* Record excerpts *
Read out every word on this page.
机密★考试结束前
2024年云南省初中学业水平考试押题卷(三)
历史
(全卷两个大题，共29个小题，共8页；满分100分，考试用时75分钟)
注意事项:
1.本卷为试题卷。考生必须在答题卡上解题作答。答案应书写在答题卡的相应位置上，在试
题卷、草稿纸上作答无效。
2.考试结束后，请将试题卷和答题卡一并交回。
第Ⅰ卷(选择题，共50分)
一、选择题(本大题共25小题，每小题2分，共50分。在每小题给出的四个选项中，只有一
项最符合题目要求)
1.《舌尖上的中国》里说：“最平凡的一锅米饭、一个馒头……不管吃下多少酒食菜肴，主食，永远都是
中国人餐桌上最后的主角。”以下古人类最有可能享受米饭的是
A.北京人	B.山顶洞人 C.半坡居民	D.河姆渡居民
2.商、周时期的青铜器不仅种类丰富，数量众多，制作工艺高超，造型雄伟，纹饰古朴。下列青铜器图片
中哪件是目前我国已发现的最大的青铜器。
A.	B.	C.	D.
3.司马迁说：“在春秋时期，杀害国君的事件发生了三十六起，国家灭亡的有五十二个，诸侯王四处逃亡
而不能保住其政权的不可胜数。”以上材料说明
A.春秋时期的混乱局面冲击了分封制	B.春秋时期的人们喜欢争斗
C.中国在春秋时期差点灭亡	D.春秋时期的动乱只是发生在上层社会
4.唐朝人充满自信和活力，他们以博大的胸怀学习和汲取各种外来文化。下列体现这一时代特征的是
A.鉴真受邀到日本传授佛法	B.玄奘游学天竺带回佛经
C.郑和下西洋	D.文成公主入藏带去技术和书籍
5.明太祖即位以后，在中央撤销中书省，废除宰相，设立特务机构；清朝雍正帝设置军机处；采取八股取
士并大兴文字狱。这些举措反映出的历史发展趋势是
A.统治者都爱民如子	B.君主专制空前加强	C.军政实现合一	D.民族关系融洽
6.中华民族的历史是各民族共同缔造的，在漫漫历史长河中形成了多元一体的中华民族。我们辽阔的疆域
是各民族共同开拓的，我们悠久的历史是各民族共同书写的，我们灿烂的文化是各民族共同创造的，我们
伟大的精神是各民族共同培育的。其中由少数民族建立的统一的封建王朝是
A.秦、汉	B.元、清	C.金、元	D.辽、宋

* Short problem *
Copy out each record from above, exactly.

* Output below *
Read out every word on this page.
机密★考试结束前
2024年云南省初中学业水平考试押题卷(三)
历史
(全卷两个大题，共29个小题，共8页；满分100分，考试用时75分钟)
注意事项:
1.本卷为试题卷。考生必须在答题卡上解题作答。答案应书写在答题卡的相应位置上，在试
题卷、草稿纸上作答无效。
2.考试结束后，请将试题卷和答题卡一并交回。
第Ⅰ卷(选择题，共50分)
一、选择题(本大题共25小题，每小题2分，共50分。在每小题给出的四个选项中，只有一
项最符合题目要求)
1.《舌尖上的中国》里说：“最平凡的一锅米饭、一个馒头……不管吃下多少酒食菜肴，主食，永远都是
中国人餐桌上最后的主角。”以下古人类最有可能享受米饭的是
A.北京人	B.山顶洞人 C.半坡居民	D.河姆渡居民
2.商、周时期的青铜器不仅种类丰富，数量众多，制作工艺高超，造型雄伟，纹饰古朴。下列青铜器图片
中哪件是目前我国已发现的最大的青铜器。
A.	B.	C.	D.
3.司马迁说：“在春秋时期，杀害国君的事件发生了三十六起，国家灭亡的有五十二个，诸侯王四处逃亡
而不能保住其政权的不可胜数。”以上材料说明
A.春秋时期的混乱局面冲击了分封制	B.春秋时期的人们喜欢争斗
C.中国在春秋时期差点灭亡	D.春秋时期的动乱只是发生在上层社会
4.唐朝人充满自信和活力，他们以博大的胸怀学习和汲取各种外来文化。下列体现这一时代特征的是
A.鉴真受邀到日本传授佛法	B.玄奘游学天竺带回佛经
C.郑和下西洋	D.文成公主入藏带去技术和书籍
5.明太祖即位以后，在中央撤销中书省，废除宰相，设立特务机构；清朝雍正帝设置军机处；采取八股取
士并大兴文字狱。这些举措反映出的历史发展趋势是
A.统治者都爱民如子	B.君主专制空前加强	C.军政实现合一	D.民族关系融洽
6.中华民族的历史是各民族共同缔造的，在漫漫历史长河中形成了多元一体的中华民族。我们辽阔的疆域
是各民族共同开拓的，我们悠久的历史是各民族共同书写的，我们灿烂的文化是各民族共同创造的，我们
伟大的精神是各民族共同培育的。其中由少数民族建立的统一的封建王朝是
A.秦、汉	B.元、清	C.金、元	D.辽、宋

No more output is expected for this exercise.